(Dataset excerpt)
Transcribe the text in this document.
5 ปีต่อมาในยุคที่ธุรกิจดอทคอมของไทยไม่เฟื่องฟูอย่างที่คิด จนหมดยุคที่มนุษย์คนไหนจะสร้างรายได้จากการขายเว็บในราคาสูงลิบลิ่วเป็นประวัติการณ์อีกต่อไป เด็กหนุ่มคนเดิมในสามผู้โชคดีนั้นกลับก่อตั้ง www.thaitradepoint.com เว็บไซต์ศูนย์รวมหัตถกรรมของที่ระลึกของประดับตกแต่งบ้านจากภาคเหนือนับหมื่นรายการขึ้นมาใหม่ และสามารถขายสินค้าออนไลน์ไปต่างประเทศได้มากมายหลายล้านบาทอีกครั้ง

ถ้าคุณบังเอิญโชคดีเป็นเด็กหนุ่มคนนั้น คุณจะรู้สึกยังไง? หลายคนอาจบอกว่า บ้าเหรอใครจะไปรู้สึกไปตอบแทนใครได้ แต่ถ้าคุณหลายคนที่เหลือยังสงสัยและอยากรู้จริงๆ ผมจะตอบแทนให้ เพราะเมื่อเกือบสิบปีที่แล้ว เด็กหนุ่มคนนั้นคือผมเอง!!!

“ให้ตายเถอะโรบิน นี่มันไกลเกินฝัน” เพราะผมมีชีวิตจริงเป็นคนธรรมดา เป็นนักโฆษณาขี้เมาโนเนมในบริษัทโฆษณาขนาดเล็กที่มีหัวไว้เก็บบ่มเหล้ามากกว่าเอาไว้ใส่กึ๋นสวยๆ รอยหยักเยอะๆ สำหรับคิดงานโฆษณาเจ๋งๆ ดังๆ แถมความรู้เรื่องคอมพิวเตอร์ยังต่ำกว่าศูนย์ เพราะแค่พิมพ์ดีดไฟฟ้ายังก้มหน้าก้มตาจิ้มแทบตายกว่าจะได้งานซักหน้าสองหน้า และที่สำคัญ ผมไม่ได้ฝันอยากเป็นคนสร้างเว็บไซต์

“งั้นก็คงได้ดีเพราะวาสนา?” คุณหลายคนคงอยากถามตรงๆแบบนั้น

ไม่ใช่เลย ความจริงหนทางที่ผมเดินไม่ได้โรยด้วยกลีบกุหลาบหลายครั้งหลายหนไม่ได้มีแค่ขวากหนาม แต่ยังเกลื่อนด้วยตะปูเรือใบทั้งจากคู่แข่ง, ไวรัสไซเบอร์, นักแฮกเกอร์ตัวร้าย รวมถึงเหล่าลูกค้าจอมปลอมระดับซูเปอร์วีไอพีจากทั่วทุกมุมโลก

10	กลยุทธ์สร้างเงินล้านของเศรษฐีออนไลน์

**DIRECTION**
Repeat each entry word for word.

**SOLUTION FOR THIS PROBLEM**
Transcribe the text in this document.
5 ปีต่อมาในยุคที่ธุรกิจดอทคอมของไทยไม่เฟื่องฟูอย่างที่คิด จนหมดยุคที่มนุษย์คนไหนจะสร้างรายได้จากการขายเว็บในราคาสูงลิบลิ่วเป็นประวัติการณ์อีกต่อไป เด็กหนุ่มคนเดิมในสามผู้โชคดีนั้นกลับก่อตั้ง www.thaitradepoint.com เว็บไซต์ศูนย์รวมหัตถกรรมของที่ระลึกของประดับตกแต่งบ้านจากภาคเหนือนับหมื่นรายการขึ้นมาใหม่ และสามารถขายสินค้าออนไลน์ไปต่างประเทศได้มากมายหลายล้านบาทอีกครั้ง

ถ้าคุณบังเอิญโชคดีเป็นเด็กหนุ่มคนนั้น คุณจะรู้สึกยังไง? หลายคนอาจบอกว่า บ้าเหรอใครจะไปรู้สึกไปตอบแทนใครได้ แต่ถ้าคุณหลายคนที่เหลือยังสงสัยและอยากรู้จริงๆ ผมจะตอบแทนให้ เพราะเมื่อเกือบสิบปีที่แล้ว เด็กหนุ่มคนนั้นคือผมเอง!!!

“ให้ตายเถอะโรบิน นี่มันไกลเกินฝัน” เพราะผมมีชีวิตจริงเป็นคนธรรมดา เป็นนักโฆษณาขี้เมาโนเนมในบริษัทโฆษณาขนาดเล็กที่มีหัวไว้เก็บบ่มเหล้ามากกว่าเอาไว้ใส่กึ๋นสวยๆ รอยหยักเยอะๆ สำหรับคิดงานโฆษณาเจ๋งๆ ดังๆ แถมความรู้เรื่องคอมพิวเตอร์ยังต่ำกว่าศูนย์ เพราะแค่พิมพ์ดีดไฟฟ้ายังก้มหน้าก้มตาจิ้มแทบตายกว่าจะได้งานซักหน้าสองหน้า และที่สำคัญ ผมไม่ได้ฝันอยากเป็นคนสร้างเว็บไซต์

“งั้นก็คงได้ดีเพราะวาสนา?” คุณหลายคนคงอยากถามตรงๆแบบนั้น

ไม่ใช่เลย ความจริงหนทางที่ผมเดินไม่ได้โรยด้วยกลีบกุหลาบหลายครั้งหลายหนไม่ได้มีแค่ขวากหนาม แต่ยังเกลื่อนด้วยตะปูเรือใบทั้งจากคู่แข่ง, ไวรัสไซเบอร์, นักแฮกเกอร์ตัวร้าย รวมถึงเหล่าลูกค้าจอมปลอมระดับซูเปอร์วีไอพีจากทั่วทุกมุมโลก

10	กลยุทธ์สร้างเงินล้านของเศรษฐีออนไลน์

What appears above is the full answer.